• **DESCRIPTION OF THE TASK**:
Report only the number of lines in this material that include "WIRELESS".

Collection entries
════════════════════

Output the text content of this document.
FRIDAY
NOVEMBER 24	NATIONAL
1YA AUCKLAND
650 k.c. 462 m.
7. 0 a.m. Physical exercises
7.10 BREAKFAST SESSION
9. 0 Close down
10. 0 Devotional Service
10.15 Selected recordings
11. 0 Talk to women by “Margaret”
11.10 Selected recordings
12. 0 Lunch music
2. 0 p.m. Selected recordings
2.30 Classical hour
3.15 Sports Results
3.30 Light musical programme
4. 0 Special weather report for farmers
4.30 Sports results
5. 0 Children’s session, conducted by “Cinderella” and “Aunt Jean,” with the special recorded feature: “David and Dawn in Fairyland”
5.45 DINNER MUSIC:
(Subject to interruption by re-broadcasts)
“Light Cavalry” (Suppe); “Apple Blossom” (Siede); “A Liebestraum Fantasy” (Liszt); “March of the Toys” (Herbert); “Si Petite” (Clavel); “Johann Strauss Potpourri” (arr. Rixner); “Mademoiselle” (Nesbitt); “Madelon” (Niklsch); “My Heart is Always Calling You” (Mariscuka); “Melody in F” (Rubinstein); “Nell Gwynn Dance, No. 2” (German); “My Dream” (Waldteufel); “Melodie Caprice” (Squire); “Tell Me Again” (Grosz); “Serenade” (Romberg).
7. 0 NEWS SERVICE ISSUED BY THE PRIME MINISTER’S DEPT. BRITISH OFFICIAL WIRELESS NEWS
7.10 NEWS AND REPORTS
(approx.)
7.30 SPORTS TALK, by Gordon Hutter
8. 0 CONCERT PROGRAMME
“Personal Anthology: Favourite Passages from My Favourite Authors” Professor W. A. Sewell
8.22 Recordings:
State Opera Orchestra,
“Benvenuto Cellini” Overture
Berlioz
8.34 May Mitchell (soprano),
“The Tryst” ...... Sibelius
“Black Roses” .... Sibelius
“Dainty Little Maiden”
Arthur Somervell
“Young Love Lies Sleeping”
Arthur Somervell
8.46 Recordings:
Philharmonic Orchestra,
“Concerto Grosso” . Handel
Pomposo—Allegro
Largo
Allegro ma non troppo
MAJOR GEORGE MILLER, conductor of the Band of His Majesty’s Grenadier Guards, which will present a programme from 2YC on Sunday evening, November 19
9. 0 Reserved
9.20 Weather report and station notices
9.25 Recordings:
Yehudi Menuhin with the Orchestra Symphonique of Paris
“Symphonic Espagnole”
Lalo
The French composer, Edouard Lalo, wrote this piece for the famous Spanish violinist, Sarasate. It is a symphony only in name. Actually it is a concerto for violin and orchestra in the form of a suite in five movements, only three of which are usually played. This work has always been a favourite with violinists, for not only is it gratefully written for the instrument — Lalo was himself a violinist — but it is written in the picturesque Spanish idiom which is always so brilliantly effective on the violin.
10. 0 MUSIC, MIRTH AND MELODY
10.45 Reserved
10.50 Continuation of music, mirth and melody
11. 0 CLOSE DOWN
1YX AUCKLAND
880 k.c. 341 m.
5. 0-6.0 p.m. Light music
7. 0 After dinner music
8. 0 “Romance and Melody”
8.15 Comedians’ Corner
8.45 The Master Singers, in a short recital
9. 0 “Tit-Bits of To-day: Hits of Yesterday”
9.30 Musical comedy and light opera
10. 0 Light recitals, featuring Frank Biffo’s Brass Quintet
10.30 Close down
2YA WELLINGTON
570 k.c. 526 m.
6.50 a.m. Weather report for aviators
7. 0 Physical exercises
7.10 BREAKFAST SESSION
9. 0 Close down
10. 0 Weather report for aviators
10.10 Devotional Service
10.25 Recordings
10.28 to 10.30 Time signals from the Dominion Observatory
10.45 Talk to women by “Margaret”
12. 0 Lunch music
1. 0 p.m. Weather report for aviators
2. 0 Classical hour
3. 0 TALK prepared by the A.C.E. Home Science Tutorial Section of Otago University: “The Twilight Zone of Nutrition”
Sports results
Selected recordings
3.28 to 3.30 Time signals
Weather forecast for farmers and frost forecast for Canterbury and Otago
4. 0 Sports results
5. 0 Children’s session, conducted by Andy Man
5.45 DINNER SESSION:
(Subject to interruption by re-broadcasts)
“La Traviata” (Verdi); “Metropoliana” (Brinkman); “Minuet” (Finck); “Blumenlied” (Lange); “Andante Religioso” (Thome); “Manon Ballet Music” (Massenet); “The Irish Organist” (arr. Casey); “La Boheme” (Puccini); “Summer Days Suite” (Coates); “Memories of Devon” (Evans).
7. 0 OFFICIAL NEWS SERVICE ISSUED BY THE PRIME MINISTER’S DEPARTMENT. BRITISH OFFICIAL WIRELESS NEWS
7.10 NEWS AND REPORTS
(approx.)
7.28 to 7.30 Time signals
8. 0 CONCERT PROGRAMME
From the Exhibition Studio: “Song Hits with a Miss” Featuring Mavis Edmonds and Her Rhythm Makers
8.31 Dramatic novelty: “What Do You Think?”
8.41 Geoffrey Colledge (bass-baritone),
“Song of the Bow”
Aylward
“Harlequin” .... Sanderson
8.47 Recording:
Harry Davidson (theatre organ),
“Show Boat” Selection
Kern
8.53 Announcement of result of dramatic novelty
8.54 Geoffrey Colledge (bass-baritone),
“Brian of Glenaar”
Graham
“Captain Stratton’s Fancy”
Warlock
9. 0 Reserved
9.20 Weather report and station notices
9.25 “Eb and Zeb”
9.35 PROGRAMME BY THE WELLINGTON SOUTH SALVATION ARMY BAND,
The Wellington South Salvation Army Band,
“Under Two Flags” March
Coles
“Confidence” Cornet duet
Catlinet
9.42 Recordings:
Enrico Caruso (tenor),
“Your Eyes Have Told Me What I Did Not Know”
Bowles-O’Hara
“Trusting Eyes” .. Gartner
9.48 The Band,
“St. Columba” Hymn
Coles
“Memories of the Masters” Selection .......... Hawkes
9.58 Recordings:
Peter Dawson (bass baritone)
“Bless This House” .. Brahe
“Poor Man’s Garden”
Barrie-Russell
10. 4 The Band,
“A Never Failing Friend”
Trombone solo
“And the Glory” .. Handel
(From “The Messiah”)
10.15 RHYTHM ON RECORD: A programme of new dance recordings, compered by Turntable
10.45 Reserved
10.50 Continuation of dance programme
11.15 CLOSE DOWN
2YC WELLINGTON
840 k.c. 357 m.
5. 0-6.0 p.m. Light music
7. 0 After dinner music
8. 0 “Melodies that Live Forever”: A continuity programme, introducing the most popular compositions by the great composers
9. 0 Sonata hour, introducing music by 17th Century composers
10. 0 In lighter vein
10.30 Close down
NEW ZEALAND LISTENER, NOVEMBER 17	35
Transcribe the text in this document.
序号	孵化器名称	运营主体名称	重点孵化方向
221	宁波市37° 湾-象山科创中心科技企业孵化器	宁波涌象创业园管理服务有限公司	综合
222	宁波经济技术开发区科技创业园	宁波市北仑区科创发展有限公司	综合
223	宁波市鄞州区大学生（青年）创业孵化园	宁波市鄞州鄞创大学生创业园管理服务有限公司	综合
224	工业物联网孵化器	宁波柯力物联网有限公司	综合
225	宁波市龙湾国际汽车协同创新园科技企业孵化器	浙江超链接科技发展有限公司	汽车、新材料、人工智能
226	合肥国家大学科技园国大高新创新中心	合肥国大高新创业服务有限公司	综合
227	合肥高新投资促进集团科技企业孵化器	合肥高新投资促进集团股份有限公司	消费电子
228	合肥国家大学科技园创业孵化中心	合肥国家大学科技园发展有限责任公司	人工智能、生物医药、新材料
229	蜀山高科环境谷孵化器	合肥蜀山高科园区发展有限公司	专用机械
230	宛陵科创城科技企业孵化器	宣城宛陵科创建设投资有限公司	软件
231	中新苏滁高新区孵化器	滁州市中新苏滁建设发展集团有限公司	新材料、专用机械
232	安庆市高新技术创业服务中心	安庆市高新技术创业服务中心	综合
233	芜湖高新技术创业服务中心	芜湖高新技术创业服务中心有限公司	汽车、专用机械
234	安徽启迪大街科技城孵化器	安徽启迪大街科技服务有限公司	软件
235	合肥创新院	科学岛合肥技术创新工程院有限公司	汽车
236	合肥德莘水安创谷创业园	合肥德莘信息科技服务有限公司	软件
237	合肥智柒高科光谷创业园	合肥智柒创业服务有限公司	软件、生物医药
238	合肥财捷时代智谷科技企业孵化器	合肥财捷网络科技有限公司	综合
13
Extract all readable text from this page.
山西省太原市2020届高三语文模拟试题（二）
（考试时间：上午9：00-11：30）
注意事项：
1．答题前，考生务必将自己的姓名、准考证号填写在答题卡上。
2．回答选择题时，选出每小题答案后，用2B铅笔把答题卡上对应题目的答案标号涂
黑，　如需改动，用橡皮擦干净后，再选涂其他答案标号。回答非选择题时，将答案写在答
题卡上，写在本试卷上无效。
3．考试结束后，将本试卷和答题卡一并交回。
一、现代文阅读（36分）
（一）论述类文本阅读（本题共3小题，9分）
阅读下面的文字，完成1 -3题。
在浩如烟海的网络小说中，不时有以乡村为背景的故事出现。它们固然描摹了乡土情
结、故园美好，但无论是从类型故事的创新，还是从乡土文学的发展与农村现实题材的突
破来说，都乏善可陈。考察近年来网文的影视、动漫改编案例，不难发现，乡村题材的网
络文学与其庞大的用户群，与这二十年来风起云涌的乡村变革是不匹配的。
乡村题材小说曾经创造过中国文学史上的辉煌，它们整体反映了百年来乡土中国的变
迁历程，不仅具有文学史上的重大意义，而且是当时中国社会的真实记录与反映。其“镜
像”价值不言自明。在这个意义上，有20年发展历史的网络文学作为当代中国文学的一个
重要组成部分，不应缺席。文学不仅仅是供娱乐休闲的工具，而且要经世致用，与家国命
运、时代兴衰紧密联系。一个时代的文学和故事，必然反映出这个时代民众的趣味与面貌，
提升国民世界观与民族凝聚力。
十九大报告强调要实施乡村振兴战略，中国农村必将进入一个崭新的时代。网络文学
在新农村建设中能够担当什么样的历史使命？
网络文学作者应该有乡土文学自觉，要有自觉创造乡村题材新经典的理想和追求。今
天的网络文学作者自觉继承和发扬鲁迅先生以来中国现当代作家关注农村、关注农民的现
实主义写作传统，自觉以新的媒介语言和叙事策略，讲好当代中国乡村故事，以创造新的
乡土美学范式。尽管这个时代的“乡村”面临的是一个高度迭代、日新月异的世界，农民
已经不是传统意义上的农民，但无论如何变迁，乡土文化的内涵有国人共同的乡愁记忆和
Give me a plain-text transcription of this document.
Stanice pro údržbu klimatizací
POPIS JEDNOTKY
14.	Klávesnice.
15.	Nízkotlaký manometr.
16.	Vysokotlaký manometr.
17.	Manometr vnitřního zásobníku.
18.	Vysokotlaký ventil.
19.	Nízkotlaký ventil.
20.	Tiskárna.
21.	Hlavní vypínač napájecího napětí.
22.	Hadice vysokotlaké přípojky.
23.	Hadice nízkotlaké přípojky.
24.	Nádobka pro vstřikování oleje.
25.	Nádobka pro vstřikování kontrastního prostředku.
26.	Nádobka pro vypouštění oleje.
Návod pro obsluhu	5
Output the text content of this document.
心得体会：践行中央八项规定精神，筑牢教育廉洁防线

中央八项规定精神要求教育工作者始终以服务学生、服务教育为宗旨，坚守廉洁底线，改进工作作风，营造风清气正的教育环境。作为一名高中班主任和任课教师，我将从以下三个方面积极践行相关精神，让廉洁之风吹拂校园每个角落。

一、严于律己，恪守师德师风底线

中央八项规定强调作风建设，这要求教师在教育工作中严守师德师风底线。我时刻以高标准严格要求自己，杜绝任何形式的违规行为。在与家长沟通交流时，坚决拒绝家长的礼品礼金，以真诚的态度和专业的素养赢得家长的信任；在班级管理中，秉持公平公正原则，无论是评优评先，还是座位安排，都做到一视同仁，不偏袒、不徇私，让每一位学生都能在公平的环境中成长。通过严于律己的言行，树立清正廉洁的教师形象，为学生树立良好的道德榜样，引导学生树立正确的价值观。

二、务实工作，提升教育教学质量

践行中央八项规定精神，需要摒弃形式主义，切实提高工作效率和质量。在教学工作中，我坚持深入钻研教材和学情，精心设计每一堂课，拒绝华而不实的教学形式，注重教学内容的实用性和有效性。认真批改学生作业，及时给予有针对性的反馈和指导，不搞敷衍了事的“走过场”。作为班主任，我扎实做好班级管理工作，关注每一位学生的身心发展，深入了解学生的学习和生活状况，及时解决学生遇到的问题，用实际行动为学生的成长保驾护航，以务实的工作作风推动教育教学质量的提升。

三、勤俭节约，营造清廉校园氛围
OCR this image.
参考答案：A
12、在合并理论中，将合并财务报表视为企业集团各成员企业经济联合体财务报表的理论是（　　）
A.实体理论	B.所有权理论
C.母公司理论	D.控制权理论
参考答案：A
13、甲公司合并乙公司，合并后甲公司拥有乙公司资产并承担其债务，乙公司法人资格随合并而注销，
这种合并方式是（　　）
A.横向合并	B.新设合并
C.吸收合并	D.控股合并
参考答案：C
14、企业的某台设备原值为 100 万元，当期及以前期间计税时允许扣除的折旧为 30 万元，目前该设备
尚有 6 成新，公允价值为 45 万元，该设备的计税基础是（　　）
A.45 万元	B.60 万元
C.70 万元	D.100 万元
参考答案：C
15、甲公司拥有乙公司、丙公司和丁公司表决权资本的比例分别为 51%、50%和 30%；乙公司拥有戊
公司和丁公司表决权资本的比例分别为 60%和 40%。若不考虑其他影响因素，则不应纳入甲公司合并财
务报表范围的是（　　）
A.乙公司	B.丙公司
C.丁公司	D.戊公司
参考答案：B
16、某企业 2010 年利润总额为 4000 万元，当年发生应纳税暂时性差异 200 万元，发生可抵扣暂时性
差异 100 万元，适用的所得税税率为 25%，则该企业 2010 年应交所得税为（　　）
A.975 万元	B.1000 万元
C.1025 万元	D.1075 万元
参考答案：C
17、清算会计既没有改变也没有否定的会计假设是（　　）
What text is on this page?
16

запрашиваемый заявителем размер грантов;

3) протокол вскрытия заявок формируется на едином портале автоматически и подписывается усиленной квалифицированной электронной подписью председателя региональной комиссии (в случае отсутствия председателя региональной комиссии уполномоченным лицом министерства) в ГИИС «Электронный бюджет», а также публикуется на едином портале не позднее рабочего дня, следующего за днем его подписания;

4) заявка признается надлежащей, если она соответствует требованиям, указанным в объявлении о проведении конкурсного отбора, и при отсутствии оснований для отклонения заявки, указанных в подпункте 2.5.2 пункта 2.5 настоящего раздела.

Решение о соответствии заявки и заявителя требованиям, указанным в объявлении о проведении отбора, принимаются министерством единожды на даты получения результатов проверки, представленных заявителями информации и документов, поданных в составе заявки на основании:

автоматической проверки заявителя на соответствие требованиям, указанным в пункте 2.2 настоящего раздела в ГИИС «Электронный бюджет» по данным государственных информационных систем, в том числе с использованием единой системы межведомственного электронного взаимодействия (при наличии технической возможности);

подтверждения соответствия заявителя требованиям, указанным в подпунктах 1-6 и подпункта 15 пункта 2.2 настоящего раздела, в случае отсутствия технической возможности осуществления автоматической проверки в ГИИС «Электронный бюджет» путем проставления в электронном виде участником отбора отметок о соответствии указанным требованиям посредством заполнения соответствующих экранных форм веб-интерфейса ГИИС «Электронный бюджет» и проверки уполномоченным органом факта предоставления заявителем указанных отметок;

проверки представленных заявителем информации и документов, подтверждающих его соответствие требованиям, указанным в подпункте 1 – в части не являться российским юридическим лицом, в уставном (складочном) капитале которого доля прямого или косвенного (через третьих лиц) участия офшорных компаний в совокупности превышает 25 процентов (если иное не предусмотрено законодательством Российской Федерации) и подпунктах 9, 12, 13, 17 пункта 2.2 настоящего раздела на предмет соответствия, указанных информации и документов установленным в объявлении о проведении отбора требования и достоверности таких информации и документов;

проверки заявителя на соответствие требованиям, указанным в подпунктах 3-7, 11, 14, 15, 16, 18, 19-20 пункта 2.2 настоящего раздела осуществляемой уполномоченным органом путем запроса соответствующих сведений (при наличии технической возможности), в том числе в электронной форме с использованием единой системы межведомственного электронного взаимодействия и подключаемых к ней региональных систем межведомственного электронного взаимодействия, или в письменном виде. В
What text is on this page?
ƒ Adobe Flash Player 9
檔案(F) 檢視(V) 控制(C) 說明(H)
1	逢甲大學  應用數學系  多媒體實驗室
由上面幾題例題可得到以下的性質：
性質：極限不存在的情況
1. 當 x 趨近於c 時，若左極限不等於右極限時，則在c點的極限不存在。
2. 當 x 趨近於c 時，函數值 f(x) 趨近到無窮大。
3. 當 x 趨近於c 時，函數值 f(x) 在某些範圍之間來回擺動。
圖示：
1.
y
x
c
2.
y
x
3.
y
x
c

════════════════════

• **SOLUTION FOR THIS PROBLEM**:
2